WRITTEN INSTRUCTION → Please print the full listing exactly.

THE RECORDS →
▽
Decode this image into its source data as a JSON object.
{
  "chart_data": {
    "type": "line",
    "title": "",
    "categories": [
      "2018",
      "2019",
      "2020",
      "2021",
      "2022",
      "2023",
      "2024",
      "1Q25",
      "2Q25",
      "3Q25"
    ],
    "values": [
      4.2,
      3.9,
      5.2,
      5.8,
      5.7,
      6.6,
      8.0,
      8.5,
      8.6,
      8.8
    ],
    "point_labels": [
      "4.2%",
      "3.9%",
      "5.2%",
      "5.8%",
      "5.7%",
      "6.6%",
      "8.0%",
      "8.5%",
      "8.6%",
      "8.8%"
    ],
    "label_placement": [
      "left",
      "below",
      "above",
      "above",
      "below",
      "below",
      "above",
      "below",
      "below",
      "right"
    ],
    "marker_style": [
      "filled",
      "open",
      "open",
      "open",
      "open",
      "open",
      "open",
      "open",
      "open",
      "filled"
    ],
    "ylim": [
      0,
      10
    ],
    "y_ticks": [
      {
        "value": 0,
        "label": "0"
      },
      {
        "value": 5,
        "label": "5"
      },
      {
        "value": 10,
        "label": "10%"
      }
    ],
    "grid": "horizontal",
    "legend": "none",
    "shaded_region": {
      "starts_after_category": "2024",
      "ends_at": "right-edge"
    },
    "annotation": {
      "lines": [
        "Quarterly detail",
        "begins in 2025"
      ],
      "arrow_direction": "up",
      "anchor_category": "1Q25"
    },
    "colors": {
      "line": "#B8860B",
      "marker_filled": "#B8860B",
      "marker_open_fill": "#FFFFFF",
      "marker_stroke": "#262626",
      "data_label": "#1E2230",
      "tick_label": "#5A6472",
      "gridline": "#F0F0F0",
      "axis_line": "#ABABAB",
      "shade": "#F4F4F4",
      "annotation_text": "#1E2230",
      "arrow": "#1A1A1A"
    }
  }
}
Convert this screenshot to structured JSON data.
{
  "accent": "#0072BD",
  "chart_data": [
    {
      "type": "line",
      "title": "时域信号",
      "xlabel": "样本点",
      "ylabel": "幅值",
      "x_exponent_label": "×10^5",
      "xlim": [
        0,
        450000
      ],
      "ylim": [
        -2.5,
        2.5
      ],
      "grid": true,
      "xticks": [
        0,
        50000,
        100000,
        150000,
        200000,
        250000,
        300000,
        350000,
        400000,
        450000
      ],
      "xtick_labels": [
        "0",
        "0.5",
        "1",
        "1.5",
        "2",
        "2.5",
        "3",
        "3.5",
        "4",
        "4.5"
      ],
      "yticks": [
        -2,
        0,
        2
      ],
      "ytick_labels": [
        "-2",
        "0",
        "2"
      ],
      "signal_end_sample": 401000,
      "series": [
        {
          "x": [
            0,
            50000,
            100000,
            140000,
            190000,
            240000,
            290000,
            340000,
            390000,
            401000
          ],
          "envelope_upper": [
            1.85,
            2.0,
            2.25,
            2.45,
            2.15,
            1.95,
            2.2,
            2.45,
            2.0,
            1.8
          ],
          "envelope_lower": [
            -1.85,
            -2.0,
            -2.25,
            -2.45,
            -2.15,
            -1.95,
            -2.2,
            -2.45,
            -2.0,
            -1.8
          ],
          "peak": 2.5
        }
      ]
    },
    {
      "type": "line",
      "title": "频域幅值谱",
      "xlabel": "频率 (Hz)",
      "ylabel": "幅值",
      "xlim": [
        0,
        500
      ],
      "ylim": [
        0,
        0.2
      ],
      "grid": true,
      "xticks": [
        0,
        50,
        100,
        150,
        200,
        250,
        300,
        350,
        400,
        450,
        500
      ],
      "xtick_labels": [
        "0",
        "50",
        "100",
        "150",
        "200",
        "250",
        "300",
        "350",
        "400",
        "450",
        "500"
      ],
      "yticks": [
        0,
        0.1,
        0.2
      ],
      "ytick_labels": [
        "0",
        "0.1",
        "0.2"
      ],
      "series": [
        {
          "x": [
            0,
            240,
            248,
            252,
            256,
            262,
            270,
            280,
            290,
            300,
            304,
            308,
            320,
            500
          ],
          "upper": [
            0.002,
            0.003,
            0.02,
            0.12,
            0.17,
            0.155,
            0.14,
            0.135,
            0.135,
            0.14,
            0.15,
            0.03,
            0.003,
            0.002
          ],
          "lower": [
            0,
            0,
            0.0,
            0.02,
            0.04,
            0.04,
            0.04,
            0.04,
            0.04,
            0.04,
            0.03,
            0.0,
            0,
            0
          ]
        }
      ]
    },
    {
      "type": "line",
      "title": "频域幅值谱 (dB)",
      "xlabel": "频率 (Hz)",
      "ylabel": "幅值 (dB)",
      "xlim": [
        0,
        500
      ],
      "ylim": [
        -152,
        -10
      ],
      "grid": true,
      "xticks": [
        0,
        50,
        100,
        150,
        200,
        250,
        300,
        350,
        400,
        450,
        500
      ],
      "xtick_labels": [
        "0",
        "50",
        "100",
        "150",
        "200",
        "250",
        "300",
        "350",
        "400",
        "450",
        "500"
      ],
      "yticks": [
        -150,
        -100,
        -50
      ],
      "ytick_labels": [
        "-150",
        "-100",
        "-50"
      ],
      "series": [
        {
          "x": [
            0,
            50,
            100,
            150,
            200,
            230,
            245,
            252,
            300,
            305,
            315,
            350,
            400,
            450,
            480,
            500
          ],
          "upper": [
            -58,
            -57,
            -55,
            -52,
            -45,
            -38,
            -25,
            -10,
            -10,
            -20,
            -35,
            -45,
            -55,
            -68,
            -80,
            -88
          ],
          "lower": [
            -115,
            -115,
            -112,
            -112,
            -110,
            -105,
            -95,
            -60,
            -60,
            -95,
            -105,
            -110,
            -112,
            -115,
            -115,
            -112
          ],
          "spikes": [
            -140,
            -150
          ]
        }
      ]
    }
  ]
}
△
TASK ANSWER →
Decode this image into its source data as a JSON object.
{
  "chart_data": {
    "type": "line",
    "title": "",
    "categories": [
      "2018",
      "2019",
      "2020",
      "2021",
      "2022",
      "2023",
      "2024",
      "1Q25",
      "2Q25",
      "3Q25"
    ],
    "values": [
      4.2,
      3.9,
      5.2,
      5.8,
      5.7,
      6.6,
      8.0,
      8.5,
      8.6,
      8.8
    ],
    "point_labels": [
      "4.2%",
      "3.9%",
      "5.2%",
      "5.8%",
      "5.7%",
      "6.6%",
      "8.0%",
      "8.5%",
      "8.6%",
      "8.8%"
    ],
    "label_placement": [
      "left",
      "below",
      "above",
      "above",
      "below",
      "below",
      "above",
      "below",
      "below",
      "right"
    ],
    "marker_style": [
      "filled",
      "open",
      "open",
      "open",
      "open",
      "open",
      "open",
      "open",
      "open",
      "filled"
    ],
    "ylim": [
      0,
      10
    ],
    "y_ticks": [
      {
        "value": 0,
        "label": "0"
      },
      {
        "value": 5,
        "label": "5"
      },
      {
        "value": 10,
        "label": "10%"
      }
    ],
    "grid": "horizontal",
    "legend": "none",
    "shaded_region": {
      "starts_after_category": "2024",
      "ends_at": "right-edge"
    },
    "annotation": {
      "lines": [
        "Quarterly detail",
        "begins in 2025"
      ],
      "arrow_direction": "up",
      "anchor_category": "1Q25"
    },
    "colors": {
      "line": "#B8860B",
      "marker_filled": "#B8860B",
      "marker_open_fill": "#FFFFFF",
      "marker_stroke": "#262626",
      "data_label": "#1E2230",
      "tick_label": "#5A6472",
      "gridline": "#F0F0F0",
      "axis_line": "#ABABAB",
      "shade": "#F4F4F4",
      "annotation_text": "#1E2230",
      "arrow": "#1A1A1A"
    }
  }
}
Convert this screenshot to structured JSON data.
{
  "accent": "#0072BD",
  "chart_data": [
    {
      "type": "line",
      "title": "时域信号",
      "xlabel": "样本点",
      "ylabel": "幅值",
      "x_exponent_label": "×10^5",
      "xlim": [
        0,
        450000
      ],
      "ylim": [
        -2.5,
        2.5
      ],
      "grid": true,
      "xticks": [
        0,
        50000,
        100000,
        150000,
        200000,
        250000,
        300000,
        350000,
        400000,
        450000
      ],
      "xtick_labels": [
        "0",
        "0.5",
        "1",
        "1.5",
        "2",
        "2.5",
        "3",
        "3.5",
        "4",
        "4.5"
      ],
      "yticks": [
        -2,
        0,
        2
      ],
      "ytick_labels": [
        "-2",
        "0",
        "2"
      ],
      "signal_end_sample": 401000,
      "series": [
        {
          "x": [
            0,
            50000,
            100000,
            140000,
            190000,
            240000,
            290000,
            340000,
            390000,
            401000
          ],
          "envelope_upper": [
            1.85,
            2.0,
            2.25,
            2.45,
            2.15,
            1.95,
            2.2,
            2.45,
            2.0,
            1.8
          ],
          "envelope_lower": [
            -1.85,
            -2.0,
            -2.25,
            -2.45,
            -2.15,
            -1.95,
            -2.2,
            -2.45,
            -2.0,
            -1.8
          ],
          "peak": 2.5
        }
      ]
    },
    {
      "type": "line",
      "title": "频域幅值谱",
      "xlabel": "频率 (Hz)",
      "ylabel": "幅值",
      "xlim": [
        0,
        500
      ],
      "ylim": [
        0,
        0.2
      ],
      "grid": true,
      "xticks": [
        0,
        50,
        100,
        150,
        200,
        250,
        300,
        350,
        400,
        450,
        500
      ],
      "xtick_labels": [
        "0",
        "50",
        "100",
        "150",
        "200",
        "250",
        "300",
        "350",
        "400",
        "450",
        "500"
      ],
      "yticks": [
        0,
        0.1,
        0.2
      ],
      "ytick_labels": [
        "0",
        "0.1",
        "0.2"
      ],
      "series": [
        {
          "x": [
            0,
            240,
            248,
            252,
            256,
            262,
            270,
            280,
            290,
            300,
            304,
            308,
            320,
            500
          ],
          "upper": [
            0.002,
            0.003,
            0.02,
            0.12,
            0.17,
            0.155,
            0.14,
            0.135,
            0.135,
            0.14,
            0.15,
            0.03,
            0.003,
            0.002
          ],
          "lower": [
            0,
            0,
            0.0,
            0.02,
            0.04,
            0.04,
            0.04,
            0.04,
            0.04,
            0.04,
            0.03,
            0.0,
            0,
            0
          ]
        }
      ]
    },
    {
      "type": "line",
      "title": "频域幅值谱 (dB)",
      "xlabel": "频率 (Hz)",
      "ylabel": "幅值 (dB)",
      "xlim": [
        0,
        500
      ],
      "ylim": [
        -152,
        -10
      ],
      "grid": true,
      "xticks": [
        0,
        50,
        100,
        150,
        200,
        250,
        300,
        350,
        400,
        450,
        500
      ],
      "xtick_labels": [
        "0",
        "50",
        "100",
        "150",
        "200",
        "250",
        "300",
        "350",
        "400",
        "450",
        "500"
      ],
      "yticks": [
        -150,
        -100,
        -50
      ],
      "ytick_labels": [
        "-150",
        "-100",
        "-50"
      ],
      "series": [
        {
          "x": [
            0,
            50,
            100,
            150,
            200,
            230,
            245,
            252,
            300,
            305,
            315,
            350,
            400,
            450,
            480,
            500
          ],
          "upper": [
            -58,
            -57,
            -55,
            -52,
            -45,
            -38,
            -25,
            -10,
            -10,
            -20,
            -35,
            -45,
            -55,
            -68,
            -80,
            -88
          ],
          "lower": [
            -115,
            -115,
            -112,
            -112,
            -110,
            -105,
            -95,
            -60,
            -60,
            -95,
            -105,
            -110,
            -112,
            -115,
            -115,
            -112
          ],
          "spikes": [
            -140,
            -150
          ]
        }
      ]
    }
  ]
}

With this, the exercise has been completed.